• **Directions**: Would you transcribe the whole listing exactly, minus its pictures?

○ ○ ○ ○ ○

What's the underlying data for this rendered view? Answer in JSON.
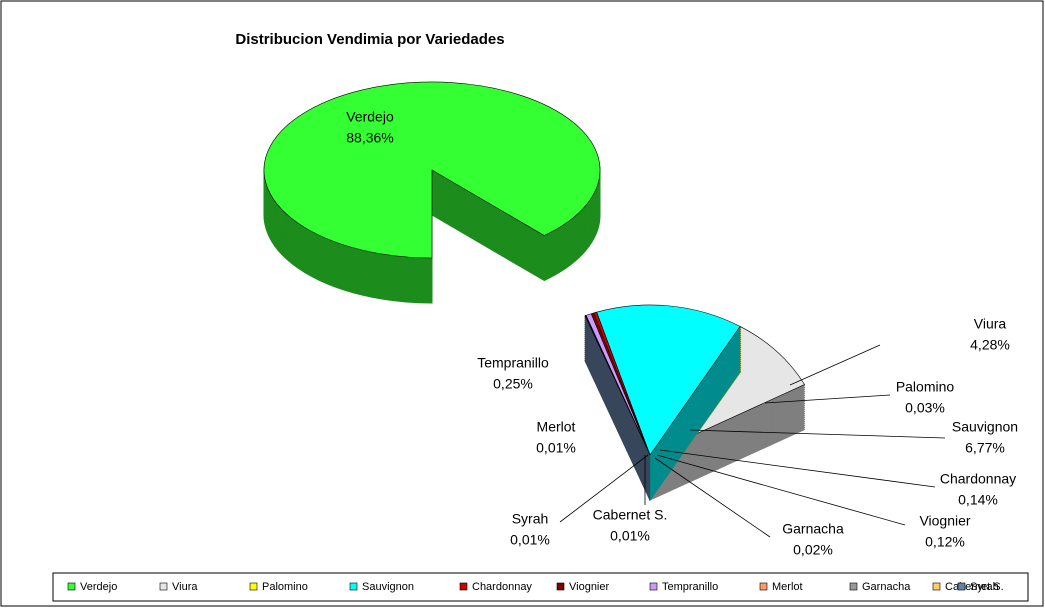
{
  "chart_data": {
    "type": "pie",
    "title": "Distribucion Vendimia por Variedades",
    "categories": [
      "Verdejo",
      "Viura",
      "Palomino",
      "Sauvignon",
      "Chardonnay",
      "Viognier",
      "Tempranillo",
      "Merlot",
      "Garnacha",
      "Cabernet S.",
      "Syrah"
    ],
    "values": [
      88.36,
      4.28,
      0.03,
      6.77,
      0.14,
      0.12,
      0.25,
      0.01,
      0.02,
      0.01,
      0.01
    ],
    "value_labels": [
      "88,36%",
      "4,28%",
      "0,03%",
      "6,77%",
      "0,14%",
      "0,12%",
      "0,25%",
      "0,01%",
      "0,02%",
      "0,01%",
      "0,01%"
    ],
    "colors": [
      "#33ff33",
      "#e6e6e6",
      "#ffff00",
      "#00ffff",
      "#cc0000",
      "#800000",
      "#cc99ff",
      "#ff9966",
      "#999999",
      "#ffcc66",
      "#6680a6"
    ],
    "legend": "bottom"
  }
}
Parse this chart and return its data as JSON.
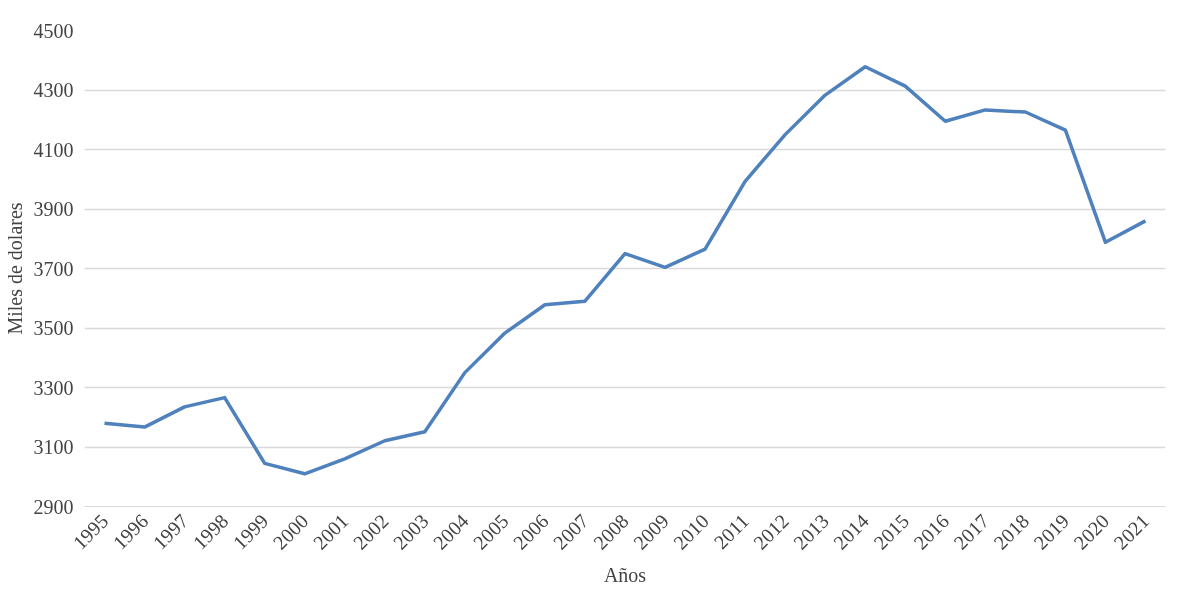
{
  "chart_data": {
    "type": "line",
    "xlabel": "Años",
    "ylabel": "Miles de dolares",
    "categories": [
      "1995",
      "1996",
      "1997",
      "1998",
      "1999",
      "2000",
      "2001",
      "2002",
      "2003",
      "2004",
      "2005",
      "2006",
      "2007",
      "2008",
      "2009",
      "2010",
      "2011",
      "2012",
      "2013",
      "2014",
      "2015",
      "2016",
      "2017",
      "2018",
      "2019",
      "2020",
      "2021"
    ],
    "series": [
      {
        "color": "#4f81bd",
        "values": [
          3180,
          3167,
          3235,
          3266,
          3045,
          3010,
          3060,
          3121,
          3151,
          3350,
          3483,
          3578,
          3590,
          3750,
          3704,
          3765,
          3993,
          4150,
          4283,
          4378,
          4313,
          4195,
          4233,
          4226,
          4165,
          3788,
          3860
        ]
      }
    ],
    "ylim": [
      2900,
      4500
    ],
    "yticks": [
      2900,
      3100,
      3300,
      3500,
      3700,
      3900,
      4100,
      4300,
      4500
    ],
    "grid": "y",
    "marker": "none",
    "line_style": "solid"
  }
}
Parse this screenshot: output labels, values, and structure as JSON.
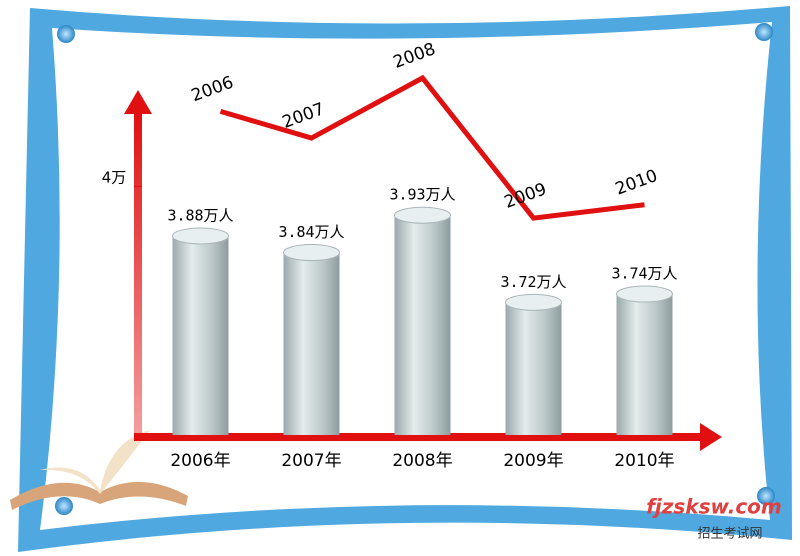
{
  "chart_data": {
    "type": "bar",
    "categories": [
      "2006年",
      "2007年",
      "2008年",
      "2009年",
      "2010年"
    ],
    "values": [
      3.88,
      3.84,
      3.93,
      3.72,
      3.74
    ],
    "value_labels": [
      "3.88万人",
      "3.84万人",
      "3.93万人",
      "3.72万人",
      "3.74万人"
    ],
    "line_labels": [
      "2006",
      "2007",
      "2008",
      "2009",
      "2010"
    ],
    "line_color": "#e01010",
    "axis_color": "#e01010",
    "ylim": [
      3.4,
      4.22
    ],
    "yticks": [
      {
        "value": 4,
        "label": "4万"
      }
    ]
  },
  "watermark": {
    "site": "fjzsksw.com",
    "name": "招生考试网"
  }
}
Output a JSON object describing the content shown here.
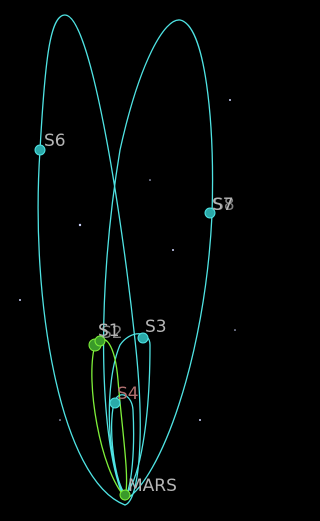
{
  "labels": {
    "s6": "S6",
    "s7": "S7",
    "s8": "S8",
    "s1": "S1",
    "s2": "S2",
    "s3": "S3",
    "s4": "S4",
    "mars": "MARS"
  }
}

○ ○ ○ ○ ○

• **Exercise output**:
What's the underlying data for this rendered view? Answer in JSON.
{
  "chart_data": {
    "type": "pie",
    "title": "Distribucion Vendimia por Variedades",
    "categories": [
      "Verdejo",
      "Viura",
      "Palomino",
      "Sauvignon",
      "Chardonnay",
      "Viognier",
      "Tempranillo",
      "Merlot",
      "Garnacha",
      "Cabernet S.",
      "Syrah"
    ],
    "values": [
      88.36,
      4.28,
      0.03,
      6.77,
      0.14,
      0.12,
      0.25,
      0.01,
      0.02,
      0.01,
      0.01
    ],
    "value_labels": [
      "88,36%",
      "4,28%",
      "0,03%",
      "6,77%",
      "0,14%",
      "0,12%",
      "0,25%",
      "0,01%",
      "0,02%",
      "0,01%",
      "0,01%"
    ],
    "colors": [
      "#33ff33",
      "#e6e6e6",
      "#ffff00",
      "#00ffff",
      "#cc0000",
      "#800000",
      "#cc99ff",
      "#ff9966",
      "#999999",
      "#ffcc66",
      "#6680a6"
    ],
    "legend": "bottom"
  }
}
Parse this chart and return its data as JSON.
{
  "chart_data": {
    "type": "line",
    "xlabel": "Años",
    "ylabel": "Miles de dolares",
    "categories": [
      "1995",
      "1996",
      "1997",
      "1998",
      "1999",
      "2000",
      "2001",
      "2002",
      "2003",
      "2004",
      "2005",
      "2006",
      "2007",
      "2008",
      "2009",
      "2010",
      "2011",
      "2012",
      "2013",
      "2014",
      "2015",
      "2016",
      "2017",
      "2018",
      "2019",
      "2020",
      "2021"
    ],
    "series": [
      {
        "color": "#4f81bd",
        "values": [
          3180,
          3167,
          3235,
          3266,
          3045,
          3010,
          3060,
          3121,
          3151,
          3350,
          3483,
          3578,
          3590,
          3750,
          3704,
          3765,
          3993,
          4150,
          4283,
          4378,
          4313,
          4195,
          4233,
          4226,
          4165,
          3788,
          3860
        ]
      }
    ],
    "ylim": [
      2900,
      4500
    ],
    "yticks": [
      2900,
      3100,
      3300,
      3500,
      3700,
      3900,
      4100,
      4300,
      4500
    ],
    "grid": "y",
    "marker": "none",
    "line_style": "solid"
  }
}
Parse this screenshot: output labels, values, and structure as JSON.
{
  "chart_data": {
    "type": "bar",
    "categories": [
      "2006年",
      "2007年",
      "2008年",
      "2009年",
      "2010年"
    ],
    "values": [
      3.88,
      3.84,
      3.93,
      3.72,
      3.74
    ],
    "value_labels": [
      "3.88万人",
      "3.84万人",
      "3.93万人",
      "3.72万人",
      "3.74万人"
    ],
    "line_labels": [
      "2006",
      "2007",
      "2008",
      "2009",
      "2010"
    ],
    "line_color": "#e01010",
    "axis_color": "#e01010",
    "ylim": [
      3.4,
      4.22
    ],
    "yticks": [
      {
        "value": 4,
        "label": "4万"
      }
    ]
  },
  "watermark": {
    "site": "fjzsksw.com",
    "name": "招生考试网"
  }
}
Output a JSON object describing the content shown here.
{
  "labels": {
    "s6": "S6",
    "s7": "S7",
    "s8": "S8",
    "s1": "S1",
    "s2": "S2",
    "s3": "S3",
    "s4": "S4",
    "mars": "MARS"
  }
}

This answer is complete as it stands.